**PROBLEM TO WORK ON:**
Omit images. Retype all entries verbatim.

* Begin EXTRACTED INFORMATION *

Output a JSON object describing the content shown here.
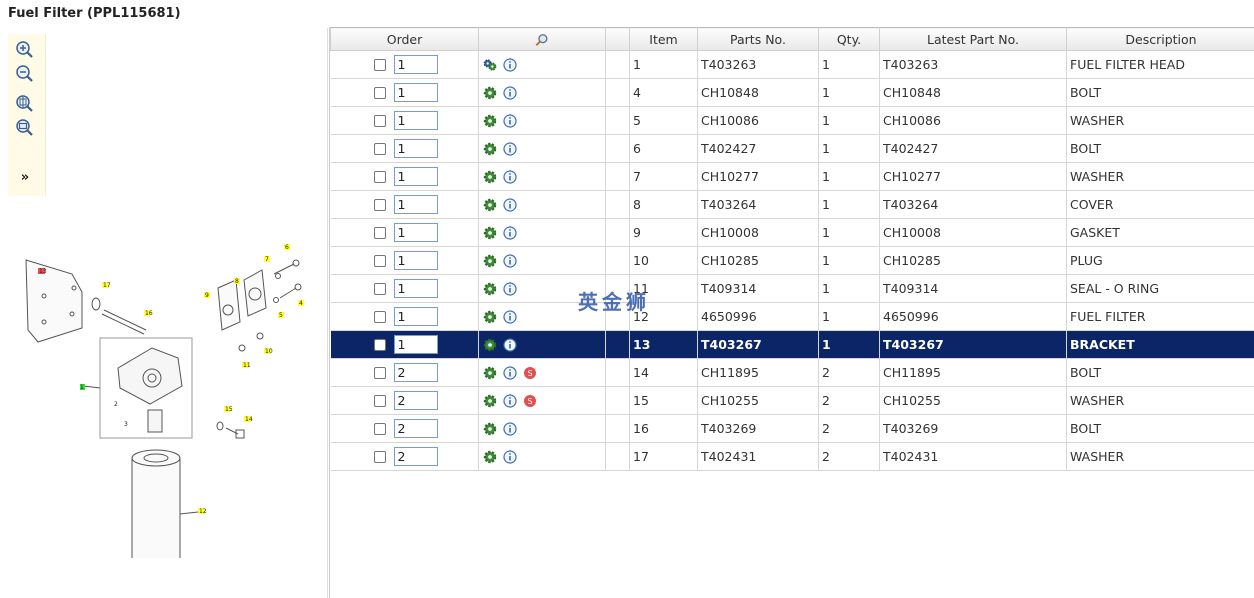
{
  "page_title": "Fuel Filter (PPL115681)",
  "toolbar": {
    "zoom_in_icon": "zoom-in-icon",
    "zoom_out_icon": "zoom-out-icon",
    "zoom_area_icon": "zoom-area-icon",
    "zoom_fit_icon": "zoom-fit-icon",
    "expand_label": "»"
  },
  "table": {
    "headers": {
      "order": "Order",
      "item": "Item",
      "parts_no": "Parts No.",
      "qty": "Qty.",
      "latest_part_no": "Latest Part No.",
      "description": "Description"
    },
    "rows": [
      {
        "order_qty": "1",
        "item": "1",
        "parts_no": "T403263",
        "qty": "1",
        "latest": "T403263",
        "desc": "FUEL FILTER HEAD"
      },
      {
        "order_qty": "1",
        "item": "4",
        "parts_no": "CH10848",
        "qty": "1",
        "latest": "CH10848",
        "desc": "BOLT"
      },
      {
        "order_qty": "1",
        "item": "5",
        "parts_no": "CH10086",
        "qty": "1",
        "latest": "CH10086",
        "desc": "WASHER"
      },
      {
        "order_qty": "1",
        "item": "6",
        "parts_no": "T402427",
        "qty": "1",
        "latest": "T402427",
        "desc": "BOLT"
      },
      {
        "order_qty": "1",
        "item": "7",
        "parts_no": "CH10277",
        "qty": "1",
        "latest": "CH10277",
        "desc": "WASHER"
      },
      {
        "order_qty": "1",
        "item": "8",
        "parts_no": "T403264",
        "qty": "1",
        "latest": "T403264",
        "desc": "COVER"
      },
      {
        "order_qty": "1",
        "item": "9",
        "parts_no": "CH10008",
        "qty": "1",
        "latest": "CH10008",
        "desc": "GASKET"
      },
      {
        "order_qty": "1",
        "item": "10",
        "parts_no": "CH10285",
        "qty": "1",
        "latest": "CH10285",
        "desc": "PLUG"
      },
      {
        "order_qty": "1",
        "item": "11",
        "parts_no": "T409314",
        "qty": "1",
        "latest": "T409314",
        "desc": "SEAL - O RING"
      },
      {
        "order_qty": "1",
        "item": "12",
        "parts_no": "4650996",
        "qty": "1",
        "latest": "4650996",
        "desc": "FUEL FILTER"
      },
      {
        "order_qty": "1",
        "item": "13",
        "parts_no": "T403267",
        "qty": "1",
        "latest": "T403267",
        "desc": "BRACKET"
      },
      {
        "order_qty": "2",
        "item": "14",
        "parts_no": "CH11895",
        "qty": "2",
        "latest": "CH11895",
        "desc": "BOLT"
      },
      {
        "order_qty": "2",
        "item": "15",
        "parts_no": "CH10255",
        "qty": "2",
        "latest": "CH10255",
        "desc": "WASHER"
      },
      {
        "order_qty": "2",
        "item": "16",
        "parts_no": "T403269",
        "qty": "2",
        "latest": "T403269",
        "desc": "BOLT"
      },
      {
        "order_qty": "2",
        "item": "17",
        "parts_no": "T402431",
        "qty": "2",
        "latest": "T402431",
        "desc": "WASHER"
      }
    ]
  },
  "watermark": "英金狮",
  "diagram_labels": [
    "13",
    "17",
    "16",
    "9",
    "8",
    "7",
    "6",
    "5",
    "4",
    "10",
    "11",
    "1",
    "2",
    "3",
    "15",
    "14",
    "12"
  ],
  "colors": {
    "selected_row": "#0b2566",
    "toolbar_bg": "#fffbe6",
    "gear": "#3f8f3a",
    "info": "#3a6fb0",
    "s_badge": "#e05050"
  }
}
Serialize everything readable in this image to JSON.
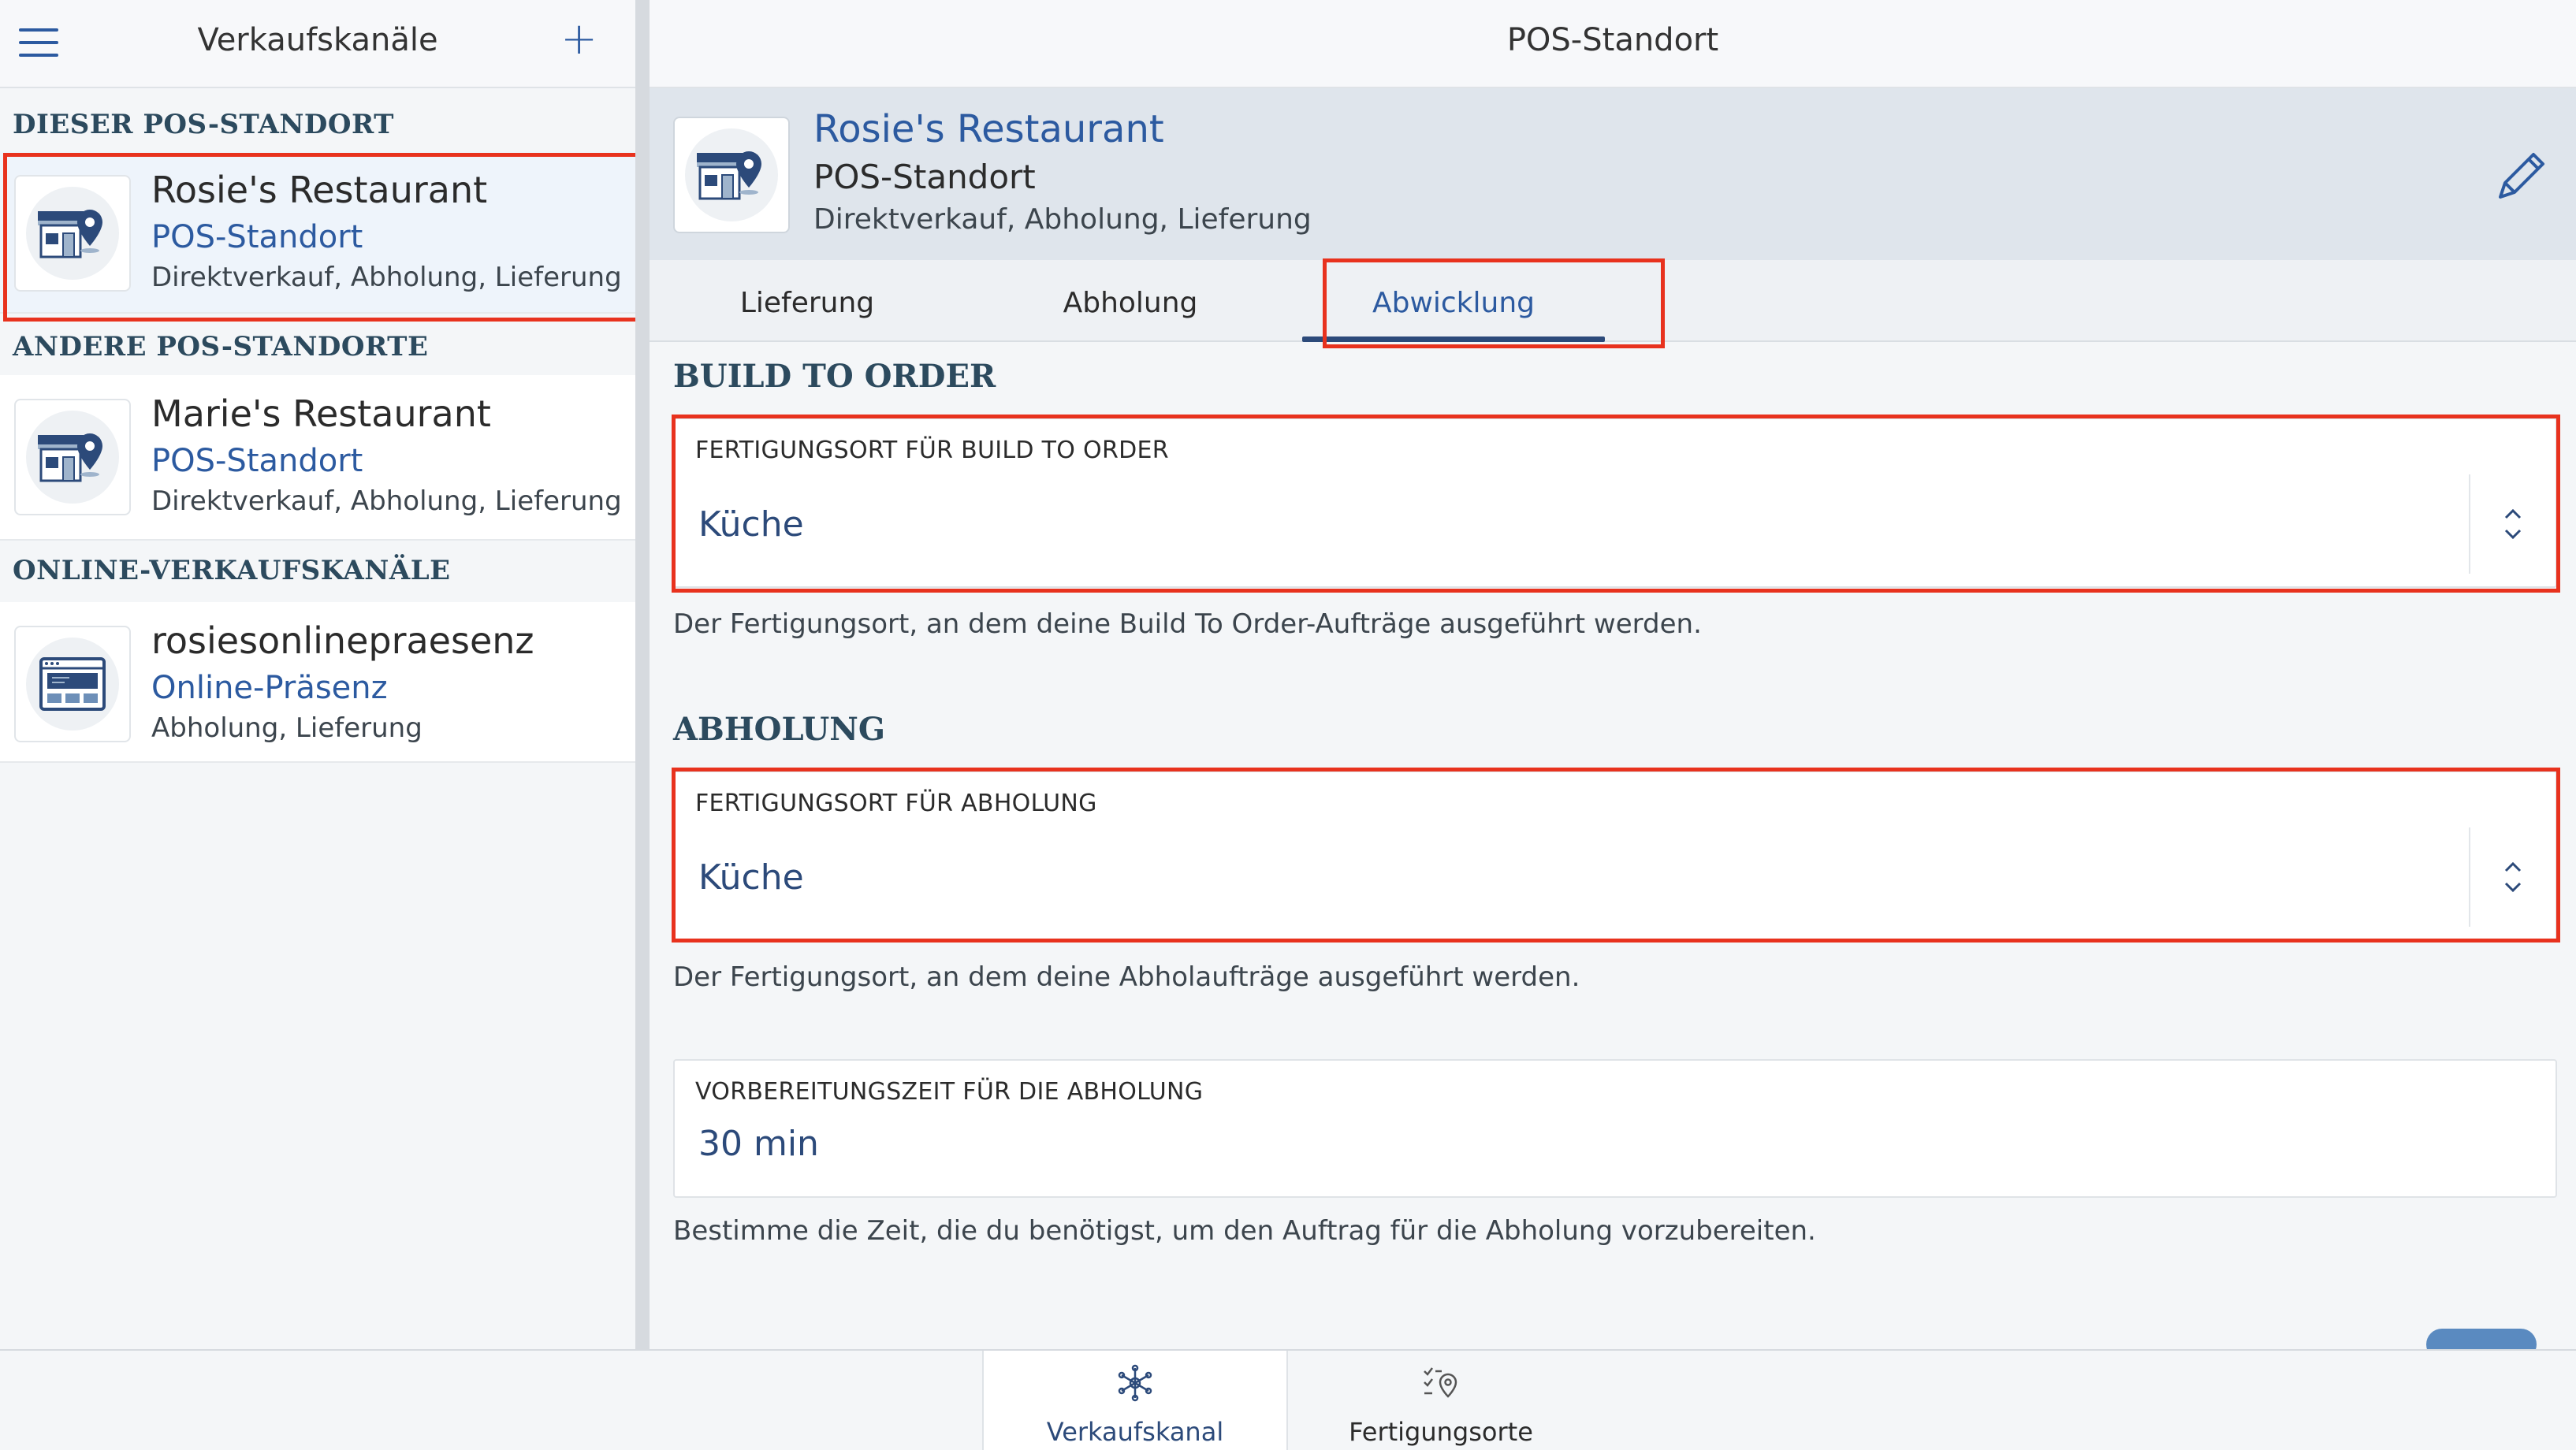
{
  "sidebar": {
    "title": "Verkaufskanäle",
    "add_label": "+",
    "sections": [
      {
        "label": "DIESER POS-STANDORT",
        "items": [
          {
            "name": "Rosie's Restaurant",
            "type": "POS-Standort",
            "modes": "Direktverkauf, Abholung, Lieferung",
            "icon": "store-location-icon"
          }
        ]
      },
      {
        "label": "ANDERE POS-STANDORTE",
        "items": [
          {
            "name": "Marie's Restaurant",
            "type": "POS-Standort",
            "modes": "Direktverkauf, Abholung, Lieferung",
            "icon": "store-location-icon"
          }
        ]
      },
      {
        "label": "ONLINE-VERKAUFSKANÄLE",
        "items": [
          {
            "name": "rosiesonlinepraesenz",
            "type": "Online-Präsenz",
            "modes": "Abholung, Lieferung",
            "icon": "web-browser-icon"
          }
        ]
      }
    ]
  },
  "main": {
    "title": "POS-Standort",
    "summary": {
      "name": "Rosie's Restaurant",
      "type": "POS-Standort",
      "modes": "Direktverkauf, Abholung, Lieferung"
    },
    "tabs": [
      {
        "label": "Lieferung"
      },
      {
        "label": "Abholung"
      },
      {
        "label": "Abwicklung"
      }
    ],
    "active_tab": "Abwicklung",
    "build_to_order": {
      "heading": "BUILD TO ORDER",
      "field_label": "FERTIGUNGSORT FÜR BUILD TO ORDER",
      "value": "Küche",
      "hint": "Der Fertigungsort, an dem deine Build To Order-Aufträge ausgeführt werden."
    },
    "pickup": {
      "heading": "ABHOLUNG",
      "field_label": "FERTIGUNGSORT FÜR ABHOLUNG",
      "value": "Küche",
      "hint": "Der Fertigungsort, an dem deine Abholaufträge ausgeführt werden."
    },
    "prep_time": {
      "field_label": "VORBEREITUNGSZEIT FÜR DIE ABHOLUNG",
      "value": "30 min",
      "hint": "Bestimme die Zeit, die du benötigst, um den Auftrag für die Abholung vorzubereiten."
    }
  },
  "bottom_nav": [
    {
      "label": "Verkaufskanal",
      "icon": "snowflake-network-icon",
      "active": true
    },
    {
      "label": "Fertigungsorte",
      "icon": "checklist-location-icon",
      "active": false
    }
  ],
  "colors": {
    "accent": "#2c5aa0",
    "highlight_outline": "#e8321e",
    "summary_bg": "#dfe5ec"
  }
}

* End EXTRACTED INFORMATION *

**EXERCISE SOLUTION:**
Output a JSON object describing the content shown here.
{
  "page_title": "Fuel Filter (PPL115681)",
  "toolbar": {
    "zoom_in_icon": "zoom-in-icon",
    "zoom_out_icon": "zoom-out-icon",
    "zoom_area_icon": "zoom-area-icon",
    "zoom_fit_icon": "zoom-fit-icon",
    "expand_label": "»"
  },
  "table": {
    "headers": {
      "order": "Order",
      "item": "Item",
      "parts_no": "Parts No.",
      "qty": "Qty.",
      "latest_part_no": "Latest Part No.",
      "description": "Description"
    },
    "rows": [
      {
        "order_qty": "1",
        "item": "1",
        "parts_no": "T403263",
        "qty": "1",
        "latest": "T403263",
        "desc": "FUEL FILTER HEAD"
      },
      {
        "order_qty": "1",
        "item": "4",
        "parts_no": "CH10848",
        "qty": "1",
        "latest": "CH10848",
        "desc": "BOLT"
      },
      {
        "order_qty": "1",
        "item": "5",
        "parts_no": "CH10086",
        "qty": "1",
        "latest": "CH10086",
        "desc": "WASHER"
      },
      {
        "order_qty": "1",
        "item": "6",
        "parts_no": "T402427",
        "qty": "1",
        "latest": "T402427",
        "desc": "BOLT"
      },
      {
        "order_qty": "1",
        "item": "7",
        "parts_no": "CH10277",
        "qty": "1",
        "latest": "CH10277",
        "desc": "WASHER"
      },
      {
        "order_qty": "1",
        "item": "8",
        "parts_no": "T403264",
        "qty": "1",
        "latest": "T403264",
        "desc": "COVER"
      },
      {
        "order_qty": "1",
        "item": "9",
        "parts_no": "CH10008",
        "qty": "1",
        "latest": "CH10008",
        "desc": "GASKET"
      },
      {
        "order_qty": "1",
        "item": "10",
        "parts_no": "CH10285",
        "qty": "1",
        "latest": "CH10285",
        "desc": "PLUG"
      },
      {
        "order_qty": "1",
        "item": "11",
        "parts_no": "T409314",
        "qty": "1",
        "latest": "T409314",
        "desc": "SEAL - O RING"
      },
      {
        "order_qty": "1",
        "item": "12",
        "parts_no": "4650996",
        "qty": "1",
        "latest": "4650996",
        "desc": "FUEL FILTER"
      },
      {
        "order_qty": "1",
        "item": "13",
        "parts_no": "T403267",
        "qty": "1",
        "latest": "T403267",
        "desc": "BRACKET"
      },
      {
        "order_qty": "2",
        "item": "14",
        "parts_no": "CH11895",
        "qty": "2",
        "latest": "CH11895",
        "desc": "BOLT"
      },
      {
        "order_qty": "2",
        "item": "15",
        "parts_no": "CH10255",
        "qty": "2",
        "latest": "CH10255",
        "desc": "WASHER"
      },
      {
        "order_qty": "2",
        "item": "16",
        "parts_no": "T403269",
        "qty": "2",
        "latest": "T403269",
        "desc": "BOLT"
      },
      {
        "order_qty": "2",
        "item": "17",
        "parts_no": "T402431",
        "qty": "2",
        "latest": "T402431",
        "desc": "WASHER"
      }
    ]
  },
  "watermark": "英金狮",
  "diagram_labels": [
    "13",
    "17",
    "16",
    "9",
    "8",
    "7",
    "6",
    "5",
    "4",
    "10",
    "11",
    "1",
    "2",
    "3",
    "15",
    "14",
    "12"
  ],
  "colors": {
    "selected_row": "#0b2566",
    "toolbar_bg": "#fffbe6",
    "gear": "#3f8f3a",
    "info": "#3a6fb0",
    "s_badge": "#e05050"
  }
}
Serialize everything readable in this image to JSON.
{
  "sidebar": {
    "title": "Verkaufskanäle",
    "add_label": "+",
    "sections": [
      {
        "label": "DIESER POS-STANDORT",
        "items": [
          {
            "name": "Rosie's Restaurant",
            "type": "POS-Standort",
            "modes": "Direktverkauf, Abholung, Lieferung",
            "icon": "store-location-icon"
          }
        ]
      },
      {
        "label": "ANDERE POS-STANDORTE",
        "items": [
          {
            "name": "Marie's Restaurant",
            "type": "POS-Standort",
            "modes": "Direktverkauf, Abholung, Lieferung",
            "icon": "store-location-icon"
          }
        ]
      },
      {
        "label": "ONLINE-VERKAUFSKANÄLE",
        "items": [
          {
            "name": "rosiesonlinepraesenz",
            "type": "Online-Präsenz",
            "modes": "Abholung, Lieferung",
            "icon": "web-browser-icon"
          }
        ]
      }
    ]
  },
  "main": {
    "title": "POS-Standort",
    "summary": {
      "name": "Rosie's Restaurant",
      "type": "POS-Standort",
      "modes": "Direktverkauf, Abholung, Lieferung"
    },
    "tabs": [
      {
        "label": "Lieferung"
      },
      {
        "label": "Abholung"
      },
      {
        "label": "Abwicklung"
      }
    ],
    "active_tab": "Abwicklung",
    "build_to_order": {
      "heading": "BUILD TO ORDER",
      "field_label": "FERTIGUNGSORT FÜR BUILD TO ORDER",
      "value": "Küche",
      "hint": "Der Fertigungsort, an dem deine Build To Order-Aufträge ausgeführt werden."
    },
    "pickup": {
      "heading": "ABHOLUNG",
      "field_label": "FERTIGUNGSORT FÜR ABHOLUNG",
      "value": "Küche",
      "hint": "Der Fertigungsort, an dem deine Abholaufträge ausgeführt werden."
    },
    "prep_time": {
      "field_label": "VORBEREITUNGSZEIT FÜR DIE ABHOLUNG",
      "value": "30 min",
      "hint": "Bestimme die Zeit, die du benötigst, um den Auftrag für die Abholung vorzubereiten."
    }
  },
  "bottom_nav": [
    {
      "label": "Verkaufskanal",
      "icon": "snowflake-network-icon",
      "active": true
    },
    {
      "label": "Fertigungsorte",
      "icon": "checklist-location-icon",
      "active": false
    }
  ],
  "colors": {
    "accent": "#2c5aa0",
    "highlight_outline": "#e8321e",
    "summary_bg": "#dfe5ec"
  }
}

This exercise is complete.